═════ Supplied records

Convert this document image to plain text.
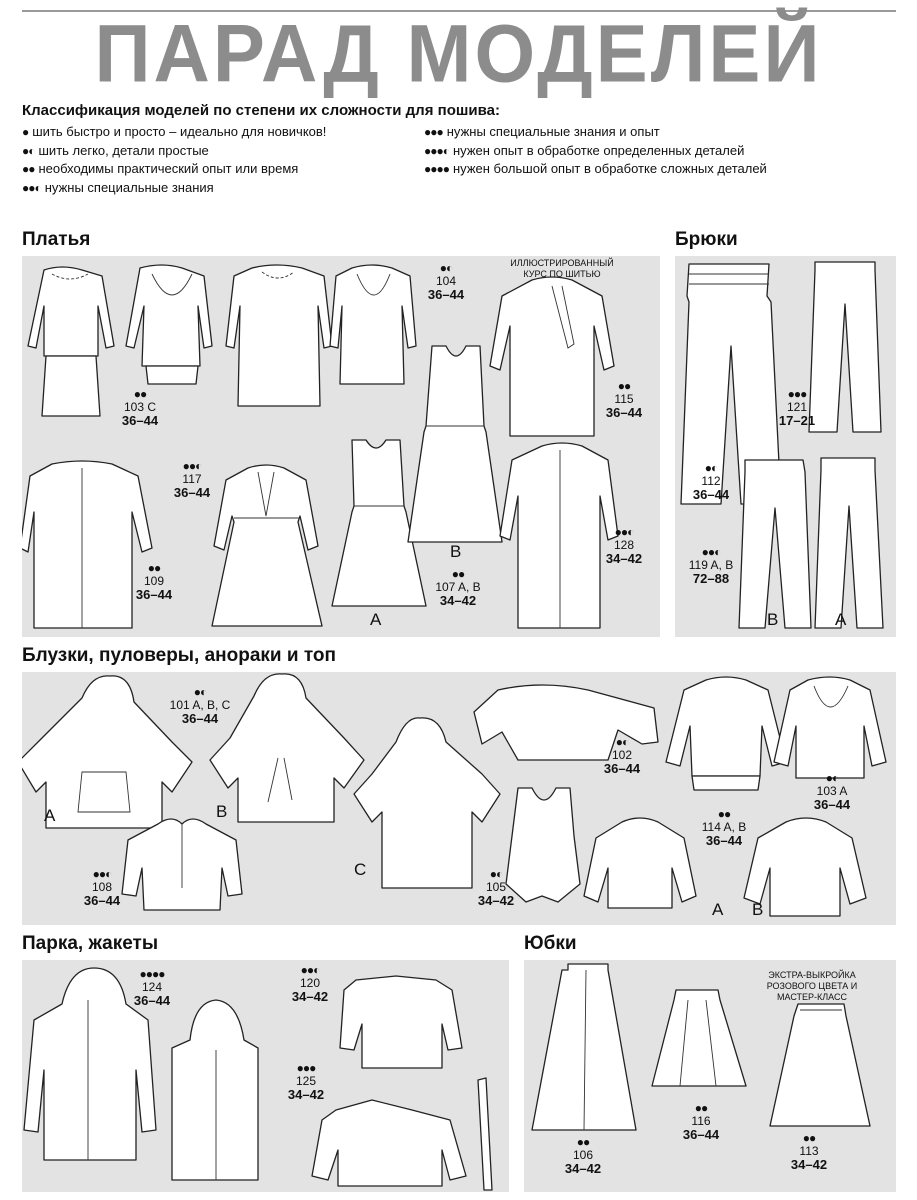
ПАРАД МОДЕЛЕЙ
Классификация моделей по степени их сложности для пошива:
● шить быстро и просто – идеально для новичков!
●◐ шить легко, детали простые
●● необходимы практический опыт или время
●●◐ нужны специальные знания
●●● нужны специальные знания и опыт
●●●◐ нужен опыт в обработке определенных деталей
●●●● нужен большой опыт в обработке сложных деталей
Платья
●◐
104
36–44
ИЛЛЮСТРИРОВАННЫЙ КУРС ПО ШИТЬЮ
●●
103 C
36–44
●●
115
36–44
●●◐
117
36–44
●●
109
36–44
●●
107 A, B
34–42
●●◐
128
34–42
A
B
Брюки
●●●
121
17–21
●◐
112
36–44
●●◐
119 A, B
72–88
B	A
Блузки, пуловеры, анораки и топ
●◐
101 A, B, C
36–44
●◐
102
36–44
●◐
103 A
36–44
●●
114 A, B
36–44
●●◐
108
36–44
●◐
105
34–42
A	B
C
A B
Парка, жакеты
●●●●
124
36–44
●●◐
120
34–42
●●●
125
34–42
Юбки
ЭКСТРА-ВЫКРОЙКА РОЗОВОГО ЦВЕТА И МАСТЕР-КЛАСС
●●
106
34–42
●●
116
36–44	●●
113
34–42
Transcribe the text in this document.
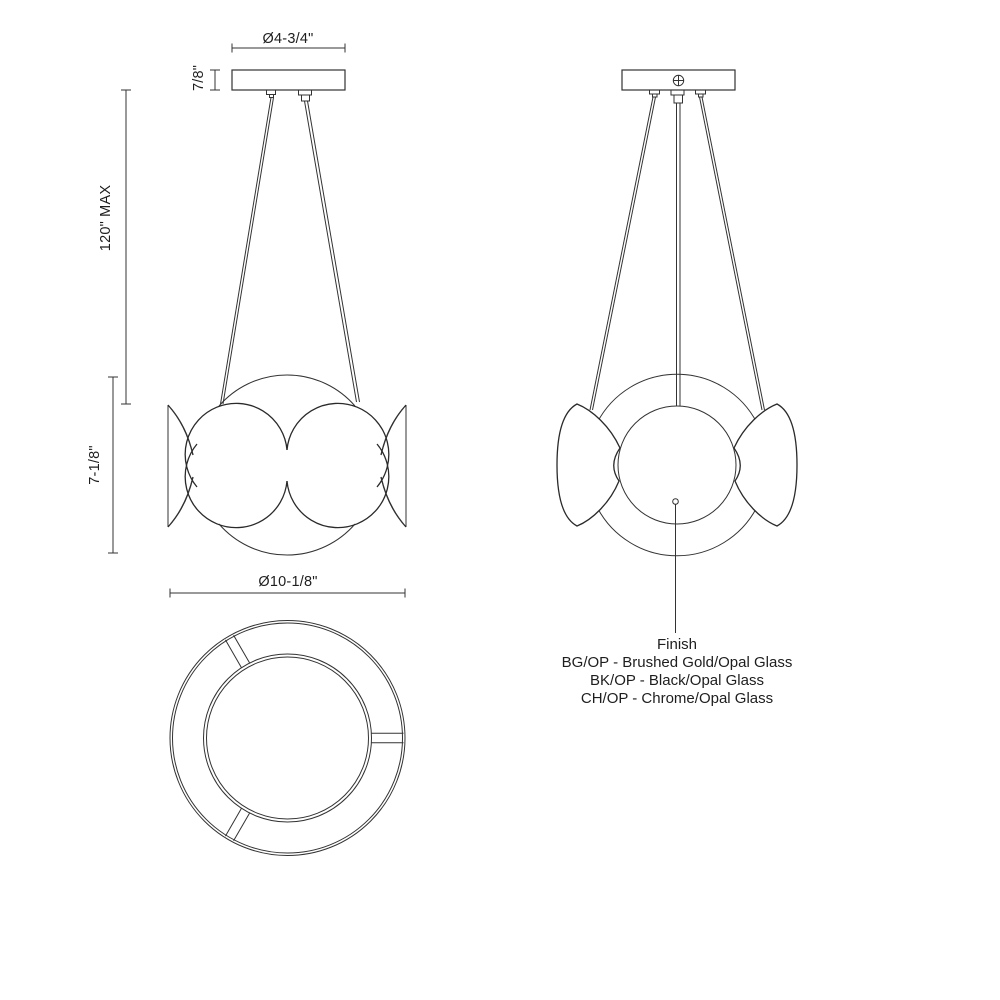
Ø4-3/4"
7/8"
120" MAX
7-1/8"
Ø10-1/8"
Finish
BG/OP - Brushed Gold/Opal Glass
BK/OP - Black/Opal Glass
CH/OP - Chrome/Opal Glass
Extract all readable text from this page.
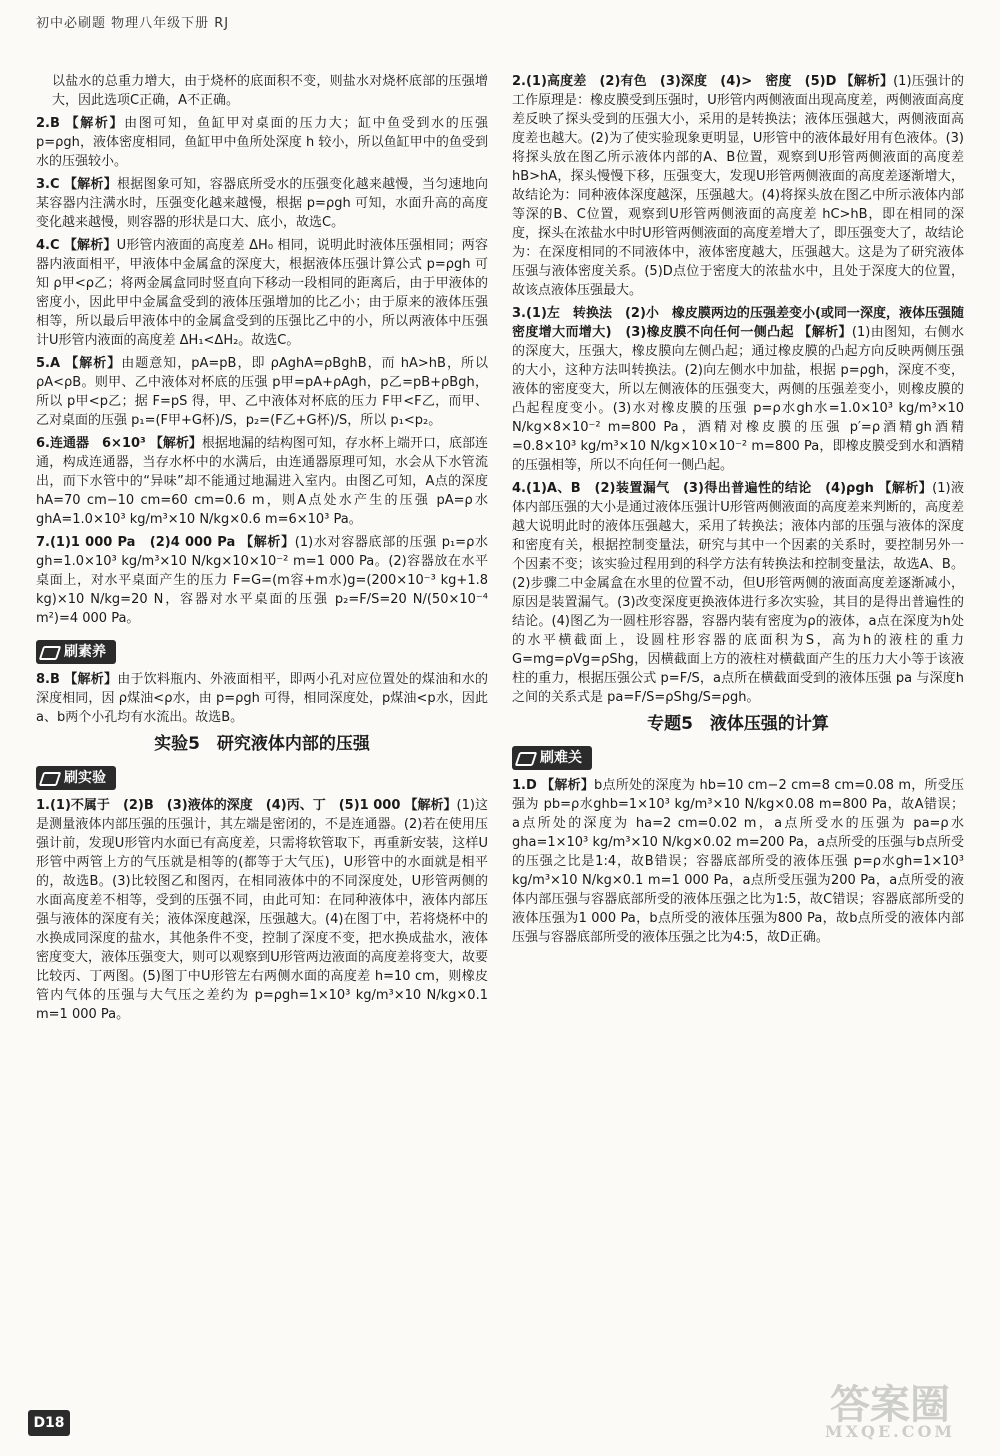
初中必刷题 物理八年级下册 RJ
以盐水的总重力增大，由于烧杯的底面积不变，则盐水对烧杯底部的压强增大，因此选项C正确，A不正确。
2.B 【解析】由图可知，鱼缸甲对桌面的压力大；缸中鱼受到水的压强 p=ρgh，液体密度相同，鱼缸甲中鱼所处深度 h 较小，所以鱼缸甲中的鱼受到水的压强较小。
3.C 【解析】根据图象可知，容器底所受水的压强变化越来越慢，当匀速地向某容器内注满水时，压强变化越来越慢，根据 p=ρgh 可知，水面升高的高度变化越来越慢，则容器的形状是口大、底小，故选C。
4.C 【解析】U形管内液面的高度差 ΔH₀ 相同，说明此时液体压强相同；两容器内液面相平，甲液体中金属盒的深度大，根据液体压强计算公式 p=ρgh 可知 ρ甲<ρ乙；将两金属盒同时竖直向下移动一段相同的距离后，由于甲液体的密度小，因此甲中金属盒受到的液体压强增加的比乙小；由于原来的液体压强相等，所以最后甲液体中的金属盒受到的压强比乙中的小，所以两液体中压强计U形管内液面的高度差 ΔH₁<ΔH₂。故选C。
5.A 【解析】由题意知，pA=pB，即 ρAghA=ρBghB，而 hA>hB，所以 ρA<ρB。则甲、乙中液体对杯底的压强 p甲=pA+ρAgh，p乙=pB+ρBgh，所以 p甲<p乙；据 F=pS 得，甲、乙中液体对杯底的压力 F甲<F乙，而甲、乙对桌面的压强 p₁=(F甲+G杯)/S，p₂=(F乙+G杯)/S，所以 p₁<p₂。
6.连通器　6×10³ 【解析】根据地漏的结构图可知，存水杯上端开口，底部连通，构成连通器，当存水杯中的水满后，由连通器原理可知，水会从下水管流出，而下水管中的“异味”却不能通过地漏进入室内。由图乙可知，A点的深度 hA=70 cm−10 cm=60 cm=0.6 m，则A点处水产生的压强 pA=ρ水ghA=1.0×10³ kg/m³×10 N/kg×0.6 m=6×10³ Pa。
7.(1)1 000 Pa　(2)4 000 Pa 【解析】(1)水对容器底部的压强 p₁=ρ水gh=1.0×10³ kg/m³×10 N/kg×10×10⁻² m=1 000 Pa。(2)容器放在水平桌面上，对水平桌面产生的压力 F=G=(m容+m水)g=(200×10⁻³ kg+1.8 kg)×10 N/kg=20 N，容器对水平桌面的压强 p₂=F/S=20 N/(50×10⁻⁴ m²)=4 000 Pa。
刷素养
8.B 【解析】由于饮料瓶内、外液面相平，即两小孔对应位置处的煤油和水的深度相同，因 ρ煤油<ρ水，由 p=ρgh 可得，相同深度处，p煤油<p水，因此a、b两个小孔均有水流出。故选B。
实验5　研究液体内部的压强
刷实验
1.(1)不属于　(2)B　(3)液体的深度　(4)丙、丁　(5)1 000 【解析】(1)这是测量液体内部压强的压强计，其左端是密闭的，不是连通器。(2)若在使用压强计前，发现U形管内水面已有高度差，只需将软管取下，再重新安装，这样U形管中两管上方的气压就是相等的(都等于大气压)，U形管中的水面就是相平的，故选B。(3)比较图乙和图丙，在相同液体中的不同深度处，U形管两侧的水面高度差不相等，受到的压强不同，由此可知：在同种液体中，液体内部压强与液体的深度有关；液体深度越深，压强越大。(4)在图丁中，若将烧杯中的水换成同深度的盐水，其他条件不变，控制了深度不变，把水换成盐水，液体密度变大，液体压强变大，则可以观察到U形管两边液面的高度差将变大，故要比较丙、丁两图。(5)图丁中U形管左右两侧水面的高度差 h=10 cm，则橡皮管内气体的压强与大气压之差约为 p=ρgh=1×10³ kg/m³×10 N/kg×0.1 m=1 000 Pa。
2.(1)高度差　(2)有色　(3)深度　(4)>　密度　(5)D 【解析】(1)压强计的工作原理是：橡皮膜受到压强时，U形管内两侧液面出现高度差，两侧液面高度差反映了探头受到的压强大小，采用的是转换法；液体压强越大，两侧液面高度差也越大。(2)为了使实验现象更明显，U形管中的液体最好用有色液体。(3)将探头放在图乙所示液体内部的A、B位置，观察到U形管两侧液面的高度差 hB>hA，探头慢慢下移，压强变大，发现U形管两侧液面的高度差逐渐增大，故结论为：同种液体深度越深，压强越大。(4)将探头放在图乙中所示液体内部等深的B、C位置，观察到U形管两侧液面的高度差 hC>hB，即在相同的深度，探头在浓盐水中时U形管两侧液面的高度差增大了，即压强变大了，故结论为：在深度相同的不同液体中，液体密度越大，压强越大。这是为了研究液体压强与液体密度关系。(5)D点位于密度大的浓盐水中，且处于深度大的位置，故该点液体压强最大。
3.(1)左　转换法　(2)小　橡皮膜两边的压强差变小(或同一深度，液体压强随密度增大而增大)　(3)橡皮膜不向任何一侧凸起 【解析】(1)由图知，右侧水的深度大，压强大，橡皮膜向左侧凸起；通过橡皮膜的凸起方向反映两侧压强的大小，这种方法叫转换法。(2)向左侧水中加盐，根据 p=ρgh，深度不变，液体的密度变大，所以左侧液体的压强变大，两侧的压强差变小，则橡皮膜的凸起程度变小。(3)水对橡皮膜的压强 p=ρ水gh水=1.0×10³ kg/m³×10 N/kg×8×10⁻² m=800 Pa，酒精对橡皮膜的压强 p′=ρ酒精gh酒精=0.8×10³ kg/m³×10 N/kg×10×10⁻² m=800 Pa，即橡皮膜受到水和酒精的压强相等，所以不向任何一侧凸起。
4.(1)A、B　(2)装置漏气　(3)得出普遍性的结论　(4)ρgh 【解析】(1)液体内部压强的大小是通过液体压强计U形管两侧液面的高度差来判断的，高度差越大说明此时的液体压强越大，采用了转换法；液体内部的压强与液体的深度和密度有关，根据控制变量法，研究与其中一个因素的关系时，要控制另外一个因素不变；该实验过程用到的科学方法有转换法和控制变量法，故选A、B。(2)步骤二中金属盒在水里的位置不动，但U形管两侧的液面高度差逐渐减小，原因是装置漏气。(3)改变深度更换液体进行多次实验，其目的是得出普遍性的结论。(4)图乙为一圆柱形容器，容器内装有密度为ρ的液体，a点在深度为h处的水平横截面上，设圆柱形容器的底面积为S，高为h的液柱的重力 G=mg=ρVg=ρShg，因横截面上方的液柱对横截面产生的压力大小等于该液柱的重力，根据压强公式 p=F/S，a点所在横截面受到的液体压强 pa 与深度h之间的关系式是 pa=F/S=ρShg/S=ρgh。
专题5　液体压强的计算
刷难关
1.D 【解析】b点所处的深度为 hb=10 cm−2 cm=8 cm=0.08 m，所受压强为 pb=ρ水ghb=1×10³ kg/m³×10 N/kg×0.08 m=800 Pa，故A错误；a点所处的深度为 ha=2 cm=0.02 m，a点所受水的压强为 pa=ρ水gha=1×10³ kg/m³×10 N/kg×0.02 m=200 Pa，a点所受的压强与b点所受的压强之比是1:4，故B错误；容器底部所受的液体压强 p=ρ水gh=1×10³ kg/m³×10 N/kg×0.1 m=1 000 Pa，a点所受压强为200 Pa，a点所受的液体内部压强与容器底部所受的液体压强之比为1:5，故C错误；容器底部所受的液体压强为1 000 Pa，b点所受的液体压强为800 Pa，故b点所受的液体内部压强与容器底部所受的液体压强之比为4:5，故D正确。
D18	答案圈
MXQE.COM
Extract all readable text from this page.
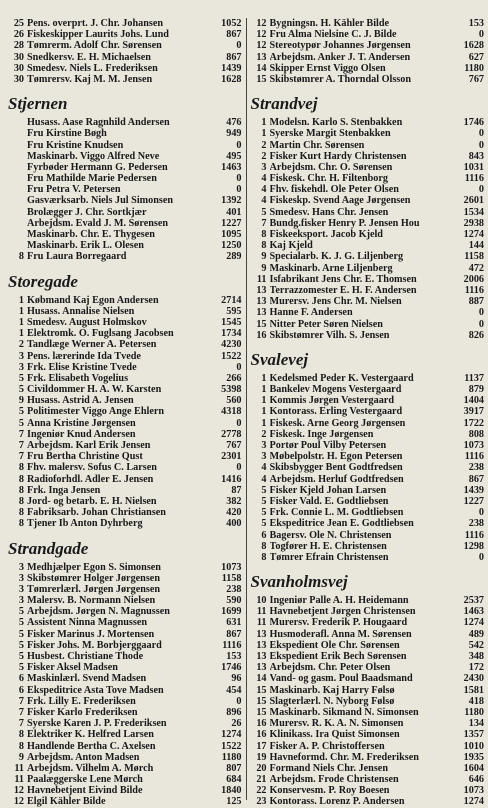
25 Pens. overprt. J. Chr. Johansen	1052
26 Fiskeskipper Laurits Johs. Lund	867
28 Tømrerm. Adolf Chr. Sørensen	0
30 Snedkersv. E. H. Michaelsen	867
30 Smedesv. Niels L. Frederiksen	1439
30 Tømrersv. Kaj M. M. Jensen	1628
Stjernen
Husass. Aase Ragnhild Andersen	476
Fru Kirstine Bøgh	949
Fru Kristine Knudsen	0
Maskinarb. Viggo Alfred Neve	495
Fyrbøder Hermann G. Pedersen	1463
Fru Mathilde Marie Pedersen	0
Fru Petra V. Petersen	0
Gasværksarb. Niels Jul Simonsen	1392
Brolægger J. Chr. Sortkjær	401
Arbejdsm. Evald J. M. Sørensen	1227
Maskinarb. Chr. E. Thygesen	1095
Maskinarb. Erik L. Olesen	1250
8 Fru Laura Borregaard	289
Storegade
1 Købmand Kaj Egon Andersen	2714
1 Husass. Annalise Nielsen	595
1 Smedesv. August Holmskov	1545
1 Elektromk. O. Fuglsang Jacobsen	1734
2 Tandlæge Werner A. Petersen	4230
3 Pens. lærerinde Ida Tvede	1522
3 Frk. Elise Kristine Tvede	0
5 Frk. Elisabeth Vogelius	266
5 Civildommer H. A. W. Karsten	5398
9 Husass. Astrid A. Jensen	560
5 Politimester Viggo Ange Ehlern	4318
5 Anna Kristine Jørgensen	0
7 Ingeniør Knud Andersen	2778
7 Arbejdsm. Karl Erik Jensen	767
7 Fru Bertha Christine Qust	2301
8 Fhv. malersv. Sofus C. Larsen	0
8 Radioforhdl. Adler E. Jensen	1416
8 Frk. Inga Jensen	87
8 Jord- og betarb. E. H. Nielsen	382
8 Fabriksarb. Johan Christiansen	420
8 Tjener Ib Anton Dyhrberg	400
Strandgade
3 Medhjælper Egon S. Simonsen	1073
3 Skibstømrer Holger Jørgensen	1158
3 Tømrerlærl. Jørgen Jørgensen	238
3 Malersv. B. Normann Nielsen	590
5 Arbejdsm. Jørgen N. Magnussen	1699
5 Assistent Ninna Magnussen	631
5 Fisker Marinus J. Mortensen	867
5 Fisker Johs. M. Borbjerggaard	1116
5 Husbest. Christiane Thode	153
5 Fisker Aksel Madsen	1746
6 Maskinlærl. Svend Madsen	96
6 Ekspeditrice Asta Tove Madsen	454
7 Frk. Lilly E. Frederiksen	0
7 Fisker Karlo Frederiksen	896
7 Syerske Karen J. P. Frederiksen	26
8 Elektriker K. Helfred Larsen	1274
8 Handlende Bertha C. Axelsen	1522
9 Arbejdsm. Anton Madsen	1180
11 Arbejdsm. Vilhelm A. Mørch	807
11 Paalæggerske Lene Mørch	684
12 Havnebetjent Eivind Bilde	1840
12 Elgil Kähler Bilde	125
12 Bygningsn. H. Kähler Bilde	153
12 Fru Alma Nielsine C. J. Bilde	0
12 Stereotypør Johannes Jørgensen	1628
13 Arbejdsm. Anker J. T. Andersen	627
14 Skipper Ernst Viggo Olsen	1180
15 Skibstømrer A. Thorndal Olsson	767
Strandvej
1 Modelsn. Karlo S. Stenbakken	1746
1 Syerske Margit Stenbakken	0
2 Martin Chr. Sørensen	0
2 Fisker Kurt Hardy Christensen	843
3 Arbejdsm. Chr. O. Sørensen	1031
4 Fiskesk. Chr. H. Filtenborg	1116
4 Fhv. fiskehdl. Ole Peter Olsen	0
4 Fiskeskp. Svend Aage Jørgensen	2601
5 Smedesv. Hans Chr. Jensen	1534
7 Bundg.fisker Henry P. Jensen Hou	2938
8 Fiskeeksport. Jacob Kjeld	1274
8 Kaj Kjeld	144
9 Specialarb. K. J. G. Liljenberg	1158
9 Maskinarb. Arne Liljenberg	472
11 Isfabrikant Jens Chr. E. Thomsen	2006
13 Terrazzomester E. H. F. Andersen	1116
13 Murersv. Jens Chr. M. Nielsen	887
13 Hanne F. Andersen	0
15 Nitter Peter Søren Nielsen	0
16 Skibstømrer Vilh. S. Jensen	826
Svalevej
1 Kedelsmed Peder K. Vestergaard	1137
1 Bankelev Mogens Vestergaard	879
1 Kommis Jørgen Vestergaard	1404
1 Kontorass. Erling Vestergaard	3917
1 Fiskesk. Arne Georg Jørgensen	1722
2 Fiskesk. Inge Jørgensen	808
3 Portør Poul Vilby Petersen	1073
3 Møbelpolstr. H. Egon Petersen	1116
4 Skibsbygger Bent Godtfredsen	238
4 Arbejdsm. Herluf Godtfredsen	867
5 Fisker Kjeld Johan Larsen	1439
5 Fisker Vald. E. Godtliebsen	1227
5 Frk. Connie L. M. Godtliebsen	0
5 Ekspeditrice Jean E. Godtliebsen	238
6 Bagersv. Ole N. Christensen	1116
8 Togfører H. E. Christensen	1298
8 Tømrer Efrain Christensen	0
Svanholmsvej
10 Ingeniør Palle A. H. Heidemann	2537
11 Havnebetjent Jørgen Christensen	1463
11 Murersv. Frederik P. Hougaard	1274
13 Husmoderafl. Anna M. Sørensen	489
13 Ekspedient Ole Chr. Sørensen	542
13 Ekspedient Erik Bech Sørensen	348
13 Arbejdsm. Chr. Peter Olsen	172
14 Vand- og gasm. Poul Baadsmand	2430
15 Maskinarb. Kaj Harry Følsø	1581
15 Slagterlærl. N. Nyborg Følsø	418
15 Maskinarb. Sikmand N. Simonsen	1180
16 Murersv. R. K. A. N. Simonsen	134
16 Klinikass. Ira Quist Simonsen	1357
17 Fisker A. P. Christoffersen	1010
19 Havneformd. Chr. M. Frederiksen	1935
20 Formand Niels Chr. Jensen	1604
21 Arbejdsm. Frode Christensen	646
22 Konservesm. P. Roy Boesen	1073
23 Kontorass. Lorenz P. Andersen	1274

══════════

# Objective:
In the lines above, locate the string "Jørgensen". Copy every line where it occurs.

# Expected output:
5 Anna Kristine Jørgensen	0
3 Skibstømrer Holger Jørgensen	1158
3 Tømrerlærl. Jørgen Jørgensen	238
12 Stereotypør Johannes Jørgensen	1628
4 Fiskeskp. Svend Aage Jørgensen	2601
1 Fiskesk. Arne Georg Jørgensen	1722
2 Fiskesk. Inge Jørgensen	808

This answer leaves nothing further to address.